**Objective**
Each of the entries should be retyped precisely as it appears.

**Exercise data**

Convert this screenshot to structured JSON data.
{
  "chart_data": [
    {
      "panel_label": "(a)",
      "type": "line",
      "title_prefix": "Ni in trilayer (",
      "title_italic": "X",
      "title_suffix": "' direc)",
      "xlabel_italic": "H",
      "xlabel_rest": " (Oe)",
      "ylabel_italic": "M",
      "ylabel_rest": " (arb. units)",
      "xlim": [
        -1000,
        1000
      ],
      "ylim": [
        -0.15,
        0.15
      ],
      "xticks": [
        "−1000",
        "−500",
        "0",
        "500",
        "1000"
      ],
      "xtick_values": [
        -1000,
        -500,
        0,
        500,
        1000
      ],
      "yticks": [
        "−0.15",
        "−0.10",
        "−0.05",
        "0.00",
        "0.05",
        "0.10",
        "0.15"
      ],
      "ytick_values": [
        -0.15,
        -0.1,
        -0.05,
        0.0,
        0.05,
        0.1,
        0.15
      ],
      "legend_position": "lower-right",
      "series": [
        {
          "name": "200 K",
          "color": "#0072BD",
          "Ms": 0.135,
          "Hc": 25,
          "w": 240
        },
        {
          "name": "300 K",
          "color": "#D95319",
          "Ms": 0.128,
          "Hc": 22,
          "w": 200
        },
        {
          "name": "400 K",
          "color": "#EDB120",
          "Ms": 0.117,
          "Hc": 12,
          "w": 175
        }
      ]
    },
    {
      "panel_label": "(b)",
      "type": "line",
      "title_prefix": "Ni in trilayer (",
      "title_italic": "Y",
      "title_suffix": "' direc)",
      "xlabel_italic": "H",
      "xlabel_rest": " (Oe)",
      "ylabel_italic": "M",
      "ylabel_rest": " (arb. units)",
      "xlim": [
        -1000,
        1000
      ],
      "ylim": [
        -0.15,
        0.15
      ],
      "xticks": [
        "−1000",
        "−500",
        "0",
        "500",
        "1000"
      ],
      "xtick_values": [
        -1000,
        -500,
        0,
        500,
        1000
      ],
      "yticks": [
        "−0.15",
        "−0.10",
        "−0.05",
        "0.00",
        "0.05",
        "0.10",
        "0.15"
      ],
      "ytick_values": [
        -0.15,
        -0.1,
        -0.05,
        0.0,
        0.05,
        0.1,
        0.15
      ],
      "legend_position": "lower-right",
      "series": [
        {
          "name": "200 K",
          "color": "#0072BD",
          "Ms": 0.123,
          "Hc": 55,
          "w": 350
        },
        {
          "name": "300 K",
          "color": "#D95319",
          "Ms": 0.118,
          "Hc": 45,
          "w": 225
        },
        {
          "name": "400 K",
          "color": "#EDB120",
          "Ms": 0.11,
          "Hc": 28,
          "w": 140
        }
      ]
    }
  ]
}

**Written reply**
Convert this screenshot to structured JSON data.
{
  "chart_data": [
    {
      "panel_label": "(a)",
      "type": "line",
      "title_prefix": "Ni in trilayer (",
      "title_italic": "X",
      "title_suffix": "' direc)",
      "xlabel_italic": "H",
      "xlabel_rest": " (Oe)",
      "ylabel_italic": "M",
      "ylabel_rest": " (arb. units)",
      "xlim": [
        -1000,
        1000
      ],
      "ylim": [
        -0.15,
        0.15
      ],
      "xticks": [
        "−1000",
        "−500",
        "0",
        "500",
        "1000"
      ],
      "xtick_values": [
        -1000,
        -500,
        0,
        500,
        1000
      ],
      "yticks": [
        "−0.15",
        "−0.10",
        "−0.05",
        "0.00",
        "0.05",
        "0.10",
        "0.15"
      ],
      "ytick_values": [
        -0.15,
        -0.1,
        -0.05,
        0.0,
        0.05,
        0.1,
        0.15
      ],
      "legend_position": "lower-right",
      "series": [
        {
          "name": "200 K",
          "color": "#0072BD",
          "Ms": 0.135,
          "Hc": 25,
          "w": 240
        },
        {
          "name": "300 K",
          "color": "#D95319",
          "Ms": 0.128,
          "Hc": 22,
          "w": 200
        },
        {
          "name": "400 K",
          "color": "#EDB120",
          "Ms": 0.117,
          "Hc": 12,
          "w": 175
        }
      ]
    },
    {
      "panel_label": "(b)",
      "type": "line",
      "title_prefix": "Ni in trilayer (",
      "title_italic": "Y",
      "title_suffix": "' direc)",
      "xlabel_italic": "H",
      "xlabel_rest": " (Oe)",
      "ylabel_italic": "M",
      "ylabel_rest": " (arb. units)",
      "xlim": [
        -1000,
        1000
      ],
      "ylim": [
        -0.15,
        0.15
      ],
      "xticks": [
        "−1000",
        "−500",
        "0",
        "500",
        "1000"
      ],
      "xtick_values": [
        -1000,
        -500,
        0,
        500,
        1000
      ],
      "yticks": [
        "−0.15",
        "−0.10",
        "−0.05",
        "0.00",
        "0.05",
        "0.10",
        "0.15"
      ],
      "ytick_values": [
        -0.15,
        -0.1,
        -0.05,
        0.0,
        0.05,
        0.1,
        0.15
      ],
      "legend_position": "lower-right",
      "series": [
        {
          "name": "200 K",
          "color": "#0072BD",
          "Ms": 0.123,
          "Hc": 55,
          "w": 350
        },
        {
          "name": "300 K",
          "color": "#D95319",
          "Ms": 0.118,
          "Hc": 45,
          "w": 225
        },
        {
          "name": "400 K",
          "color": "#EDB120",
          "Ms": 0.11,
          "Hc": 28,
          "w": 140
        }
      ]
    }
  ]
}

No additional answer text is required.